WHAT IS NEEDED: Which lines below hold the word "suis"? Report each one.

RECORDS PROVIDED:
+--
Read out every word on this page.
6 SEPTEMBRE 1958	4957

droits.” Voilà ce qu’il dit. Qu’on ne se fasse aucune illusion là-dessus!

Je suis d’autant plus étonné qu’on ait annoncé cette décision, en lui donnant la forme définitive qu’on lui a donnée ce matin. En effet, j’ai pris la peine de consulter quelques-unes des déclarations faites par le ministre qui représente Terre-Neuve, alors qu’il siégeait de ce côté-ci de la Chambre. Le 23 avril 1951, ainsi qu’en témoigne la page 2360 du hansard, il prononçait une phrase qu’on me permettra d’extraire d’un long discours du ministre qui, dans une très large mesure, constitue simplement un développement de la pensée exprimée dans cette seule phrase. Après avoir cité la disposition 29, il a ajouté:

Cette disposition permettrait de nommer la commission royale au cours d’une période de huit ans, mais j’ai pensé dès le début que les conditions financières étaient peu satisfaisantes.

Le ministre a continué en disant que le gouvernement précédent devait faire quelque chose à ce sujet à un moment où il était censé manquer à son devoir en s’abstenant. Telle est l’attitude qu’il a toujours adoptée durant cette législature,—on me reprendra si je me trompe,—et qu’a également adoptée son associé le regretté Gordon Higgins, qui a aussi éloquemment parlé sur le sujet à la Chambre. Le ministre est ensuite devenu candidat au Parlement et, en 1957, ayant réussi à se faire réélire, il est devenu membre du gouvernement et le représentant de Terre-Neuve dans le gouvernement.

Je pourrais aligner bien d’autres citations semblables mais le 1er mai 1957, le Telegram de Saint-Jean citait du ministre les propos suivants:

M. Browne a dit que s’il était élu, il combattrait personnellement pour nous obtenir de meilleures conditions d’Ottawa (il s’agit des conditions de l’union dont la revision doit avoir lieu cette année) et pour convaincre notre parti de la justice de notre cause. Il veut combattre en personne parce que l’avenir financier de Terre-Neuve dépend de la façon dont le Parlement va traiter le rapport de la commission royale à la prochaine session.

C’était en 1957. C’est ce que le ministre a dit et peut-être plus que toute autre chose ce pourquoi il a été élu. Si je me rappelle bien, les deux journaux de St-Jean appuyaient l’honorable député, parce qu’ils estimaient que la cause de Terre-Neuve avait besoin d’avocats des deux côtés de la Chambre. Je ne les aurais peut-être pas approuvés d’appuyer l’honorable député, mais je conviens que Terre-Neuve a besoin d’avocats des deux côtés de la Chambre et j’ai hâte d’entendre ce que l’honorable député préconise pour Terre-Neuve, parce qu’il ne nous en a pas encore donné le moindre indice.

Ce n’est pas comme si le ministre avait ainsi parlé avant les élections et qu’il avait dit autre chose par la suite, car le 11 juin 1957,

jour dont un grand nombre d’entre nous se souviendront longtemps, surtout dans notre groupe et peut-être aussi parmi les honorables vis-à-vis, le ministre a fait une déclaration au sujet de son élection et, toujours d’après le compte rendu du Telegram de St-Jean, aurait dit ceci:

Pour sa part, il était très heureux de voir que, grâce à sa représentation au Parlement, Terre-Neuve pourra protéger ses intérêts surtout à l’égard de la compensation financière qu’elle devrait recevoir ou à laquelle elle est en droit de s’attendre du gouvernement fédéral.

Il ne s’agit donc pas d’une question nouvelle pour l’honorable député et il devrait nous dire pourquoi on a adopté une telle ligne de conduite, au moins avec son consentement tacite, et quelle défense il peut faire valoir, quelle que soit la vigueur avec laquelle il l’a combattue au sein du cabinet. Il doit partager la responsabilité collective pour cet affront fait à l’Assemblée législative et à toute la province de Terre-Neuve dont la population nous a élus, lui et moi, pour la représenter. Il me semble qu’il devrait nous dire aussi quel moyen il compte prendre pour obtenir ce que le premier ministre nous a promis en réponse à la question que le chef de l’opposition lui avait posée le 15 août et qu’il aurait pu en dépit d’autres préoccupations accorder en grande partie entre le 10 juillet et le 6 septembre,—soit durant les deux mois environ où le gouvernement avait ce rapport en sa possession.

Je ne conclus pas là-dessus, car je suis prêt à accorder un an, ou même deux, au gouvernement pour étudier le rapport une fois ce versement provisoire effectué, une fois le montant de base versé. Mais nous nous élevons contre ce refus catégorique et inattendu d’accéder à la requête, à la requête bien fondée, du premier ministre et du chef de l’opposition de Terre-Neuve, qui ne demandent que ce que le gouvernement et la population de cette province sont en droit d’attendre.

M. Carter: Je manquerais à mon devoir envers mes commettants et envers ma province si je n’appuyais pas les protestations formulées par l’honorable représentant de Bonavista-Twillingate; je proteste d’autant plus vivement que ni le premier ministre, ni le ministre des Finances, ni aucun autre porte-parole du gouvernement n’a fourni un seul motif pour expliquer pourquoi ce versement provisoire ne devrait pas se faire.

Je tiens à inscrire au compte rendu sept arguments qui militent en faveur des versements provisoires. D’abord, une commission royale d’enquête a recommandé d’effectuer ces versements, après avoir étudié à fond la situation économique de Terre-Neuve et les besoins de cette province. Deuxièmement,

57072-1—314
+--
COMPLETE ANSWER:
Je suis d’autant plus étonné qu’on ait annoncé cette décision, en lui donnant la forme définitive qu’on lui a donnée ce matin. En effet, j’ai pris la peine de consulter quelques-unes des déclarations faites par le ministre qui représente Terre-Neuve, alors qu’il siégeait de ce côté-ci de la Chambre. Le 23 avril 1951, ainsi qu’en témoigne la page 2360 du hansard, il prononçait une phrase qu’on me permettra d’extraire d’un long discours du ministre qui, dans une très large mesure, constitue simplement un développement de la pensée exprimée dans cette seule phrase. Après avoir cité la disposition 29, il a ajouté:
Je ne conclus pas là-dessus, car je suis prêt à accorder un an, ou même deux, au gouvernement pour étudier le rapport une fois ce versement provisoire effectué, une fois le montant de base versé. Mais nous nous élevons contre ce refus catégorique et inattendu d’accéder à la requête, à la requête bien fondée, du premier ministre et du chef de l’opposition de Terre-Neuve, qui ne demandent que ce que le gouvernement et la population de cette province sont en droit d’attendre.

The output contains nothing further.